** Begin Given data **

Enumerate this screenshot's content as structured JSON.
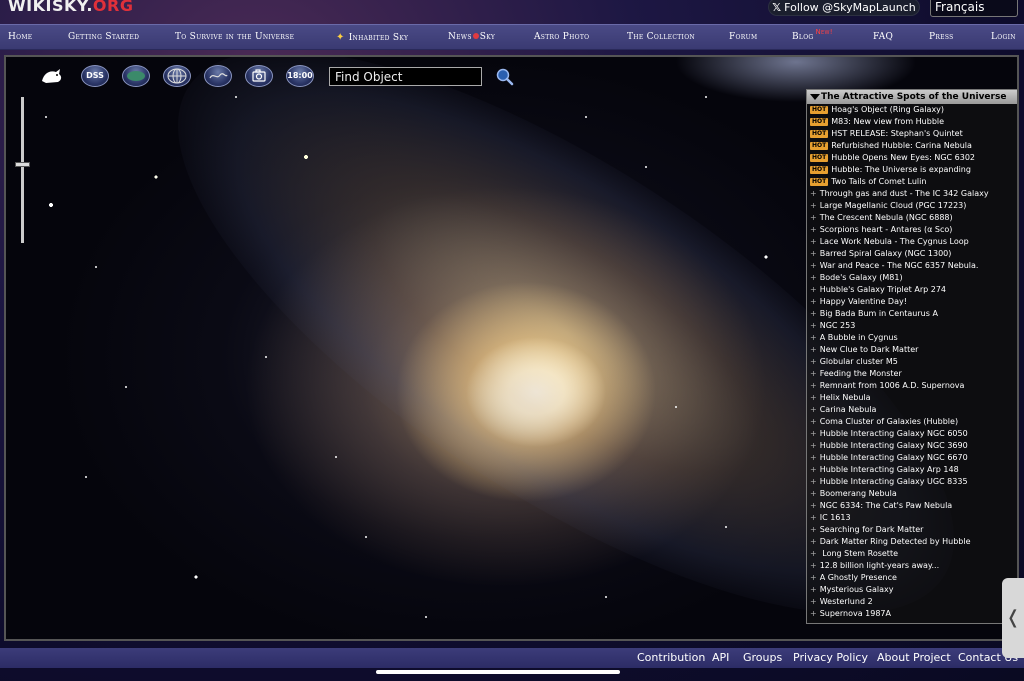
{
  "header": {
    "logo_main": "WIKISKY.",
    "logo_org": "ORG",
    "follow_label": "Follow @SkyMapLaunch",
    "language": "Français"
  },
  "nav": [
    {
      "label": "Home"
    },
    {
      "label": "Getting Started"
    },
    {
      "label": "To Survive in the Universe"
    },
    {
      "label": "Inhabited Sky"
    },
    {
      "label": "News",
      "label2": "Sky"
    },
    {
      "label": "Astro Photo"
    },
    {
      "label": "The Collection"
    },
    {
      "label": "Forum"
    },
    {
      "label": "Blog",
      "badge": "New!"
    },
    {
      "label": "FAQ"
    },
    {
      "label": "Press"
    },
    {
      "label": "Login"
    }
  ],
  "toolbar": {
    "dss_label": "DSS",
    "time_label": "18:00",
    "search_placeholder": "Find Object"
  },
  "spots_panel": {
    "title": "The Attractive Spots of the Universe",
    "hot_badge": "HOT",
    "items": [
      {
        "label": "Hoag's Object (Ring Galaxy)",
        "hot": true
      },
      {
        "label": "M83: New view from Hubble",
        "hot": true
      },
      {
        "label": "HST RELEASE: Stephan's Quintet",
        "hot": true
      },
      {
        "label": "Refurbished Hubble: Carina Nebula",
        "hot": true
      },
      {
        "label": "Hubble Opens New Eyes: NGC 6302",
        "hot": true
      },
      {
        "label": "Hubble: The Universe is expanding",
        "hot": true
      },
      {
        "label": "Two Tails of Comet Lulin",
        "hot": true
      },
      {
        "label": "Through gas and dust - The IC 342 Galaxy",
        "hot": false
      },
      {
        "label": "Large Magellanic Cloud (PGC 17223)",
        "hot": false
      },
      {
        "label": "The Crescent Nebula (NGC 6888)",
        "hot": false
      },
      {
        "label": "Scorpions heart - Antares (α Sco)",
        "hot": false
      },
      {
        "label": "Lace Work Nebula - The Cygnus Loop",
        "hot": false
      },
      {
        "label": "Barred Spiral Galaxy (NGC 1300)",
        "hot": false
      },
      {
        "label": "War and Peace - The NGC 6357 Nebula.",
        "hot": false
      },
      {
        "label": "Bode's Galaxy (M81)",
        "hot": false
      },
      {
        "label": "Hubble's Galaxy Triplet Arp 274",
        "hot": false
      },
      {
        "label": "Happy Valentine Day!",
        "hot": false
      },
      {
        "label": "Big Bada Bum in Centaurus A",
        "hot": false
      },
      {
        "label": "NGC 253",
        "hot": false
      },
      {
        "label": "A Bubble in Cygnus",
        "hot": false
      },
      {
        "label": "New Clue to Dark Matter",
        "hot": false
      },
      {
        "label": "Globular cluster M5",
        "hot": false
      },
      {
        "label": "Feeding the Monster",
        "hot": false
      },
      {
        "label": "Remnant from 1006 A.D. Supernova",
        "hot": false
      },
      {
        "label": "Helix Nebula",
        "hot": false
      },
      {
        "label": "Carina Nebula",
        "hot": false
      },
      {
        "label": "Coma Cluster of Galaxies (Hubble)",
        "hot": false
      },
      {
        "label": "Hubble Interacting Galaxy NGC 6050",
        "hot": false
      },
      {
        "label": "Hubble Interacting Galaxy NGC 3690",
        "hot": false
      },
      {
        "label": "Hubble Interacting Galaxy NGC 6670",
        "hot": false
      },
      {
        "label": "Hubble Interacting Galaxy Arp 148",
        "hot": false
      },
      {
        "label": "Hubble Interacting Galaxy UGC 8335",
        "hot": false
      },
      {
        "label": "Boomerang Nebula",
        "hot": false
      },
      {
        "label": "NGC 6334: The Cat's Paw Nebula",
        "hot": false
      },
      {
        "label": "IC 1613",
        "hot": false
      },
      {
        "label": "Searching for Dark Matter",
        "hot": false
      },
      {
        "label": "Dark Matter Ring Detected by Hubble",
        "hot": false
      },
      {
        "label": " Long Stem Rosette",
        "hot": false
      },
      {
        "label": "12.8 billion light-years away...",
        "hot": false
      },
      {
        "label": "A Ghostly Presence",
        "hot": false
      },
      {
        "label": "Mysterious Galaxy",
        "hot": false
      },
      {
        "label": "Westerlund 2",
        "hot": false
      },
      {
        "label": "Supernova 1987A",
        "hot": false
      }
    ]
  },
  "footer": {
    "contribution": "Contribution",
    "api": "API",
    "groups": "Groups",
    "privacy": "Privacy Policy",
    "about": "About Project",
    "contact": "Contact Us"
  },
  "colors": {
    "nav_bg": "#3f3f7c",
    "logo_accent": "#e0303a",
    "hot_badge": "#e8a030"
  }
}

** End Given data **

Repeat each entry exactly as given; no pictures belong in the copy.

Enumerate this screenshot's content as structured JSON.
{
  "header": {
    "logo_main": "WIKISKY.",
    "logo_org": "ORG",
    "follow_label": "Follow @SkyMapLaunch",
    "language": "Français"
  },
  "nav": [
    {
      "label": "Home"
    },
    {
      "label": "Getting Started"
    },
    {
      "label": "To Survive in the Universe"
    },
    {
      "label": "Inhabited Sky"
    },
    {
      "label": "News",
      "label2": "Sky"
    },
    {
      "label": "Astro Photo"
    },
    {
      "label": "The Collection"
    },
    {
      "label": "Forum"
    },
    {
      "label": "Blog",
      "badge": "New!"
    },
    {
      "label": "FAQ"
    },
    {
      "label": "Press"
    },
    {
      "label": "Login"
    }
  ],
  "toolbar": {
    "dss_label": "DSS",
    "time_label": "18:00",
    "search_placeholder": "Find Object"
  },
  "spots_panel": {
    "title": "The Attractive Spots of the Universe",
    "hot_badge": "HOT",
    "items": [
      {
        "label": "Hoag's Object (Ring Galaxy)",
        "hot": true
      },
      {
        "label": "M83: New view from Hubble",
        "hot": true
      },
      {
        "label": "HST RELEASE: Stephan's Quintet",
        "hot": true
      },
      {
        "label": "Refurbished Hubble: Carina Nebula",
        "hot": true
      },
      {
        "label": "Hubble Opens New Eyes: NGC 6302",
        "hot": true
      },
      {
        "label": "Hubble: The Universe is expanding",
        "hot": true
      },
      {
        "label": "Two Tails of Comet Lulin",
        "hot": true
      },
      {
        "label": "Through gas and dust - The IC 342 Galaxy",
        "hot": false
      },
      {
        "label": "Large Magellanic Cloud (PGC 17223)",
        "hot": false
      },
      {
        "label": "The Crescent Nebula (NGC 6888)",
        "hot": false
      },
      {
        "label": "Scorpions heart - Antares (α Sco)",
        "hot": false
      },
      {
        "label": "Lace Work Nebula - The Cygnus Loop",
        "hot": false
      },
      {
        "label": "Barred Spiral Galaxy (NGC 1300)",
        "hot": false
      },
      {
        "label": "War and Peace - The NGC 6357 Nebula.",
        "hot": false
      },
      {
        "label": "Bode's Galaxy (M81)",
        "hot": false
      },
      {
        "label": "Hubble's Galaxy Triplet Arp 274",
        "hot": false
      },
      {
        "label": "Happy Valentine Day!",
        "hot": false
      },
      {
        "label": "Big Bada Bum in Centaurus A",
        "hot": false
      },
      {
        "label": "NGC 253",
        "hot": false
      },
      {
        "label": "A Bubble in Cygnus",
        "hot": false
      },
      {
        "label": "New Clue to Dark Matter",
        "hot": false
      },
      {
        "label": "Globular cluster M5",
        "hot": false
      },
      {
        "label": "Feeding the Monster",
        "hot": false
      },
      {
        "label": "Remnant from 1006 A.D. Supernova",
        "hot": false
      },
      {
        "label": "Helix Nebula",
        "hot": false
      },
      {
        "label": "Carina Nebula",
        "hot": false
      },
      {
        "label": "Coma Cluster of Galaxies (Hubble)",
        "hot": false
      },
      {
        "label": "Hubble Interacting Galaxy NGC 6050",
        "hot": false
      },
      {
        "label": "Hubble Interacting Galaxy NGC 3690",
        "hot": false
      },
      {
        "label": "Hubble Interacting Galaxy NGC 6670",
        "hot": false
      },
      {
        "label": "Hubble Interacting Galaxy Arp 148",
        "hot": false
      },
      {
        "label": "Hubble Interacting Galaxy UGC 8335",
        "hot": false
      },
      {
        "label": "Boomerang Nebula",
        "hot": false
      },
      {
        "label": "NGC 6334: The Cat's Paw Nebula",
        "hot": false
      },
      {
        "label": "IC 1613",
        "hot": false
      },
      {
        "label": "Searching for Dark Matter",
        "hot": false
      },
      {
        "label": "Dark Matter Ring Detected by Hubble",
        "hot": false
      },
      {
        "label": " Long Stem Rosette",
        "hot": false
      },
      {
        "label": "12.8 billion light-years away...",
        "hot": false
      },
      {
        "label": "A Ghostly Presence",
        "hot": false
      },
      {
        "label": "Mysterious Galaxy",
        "hot": false
      },
      {
        "label": "Westerlund 2",
        "hot": false
      },
      {
        "label": "Supernova 1987A",
        "hot": false
      }
    ]
  },
  "footer": {
    "contribution": "Contribution",
    "api": "API",
    "groups": "Groups",
    "privacy": "Privacy Policy",
    "about": "About Project",
    "contact": "Contact Us"
  },
  "colors": {
    "nav_bg": "#3f3f7c",
    "logo_accent": "#e0303a",
    "hot_badge": "#e8a030"
  }
}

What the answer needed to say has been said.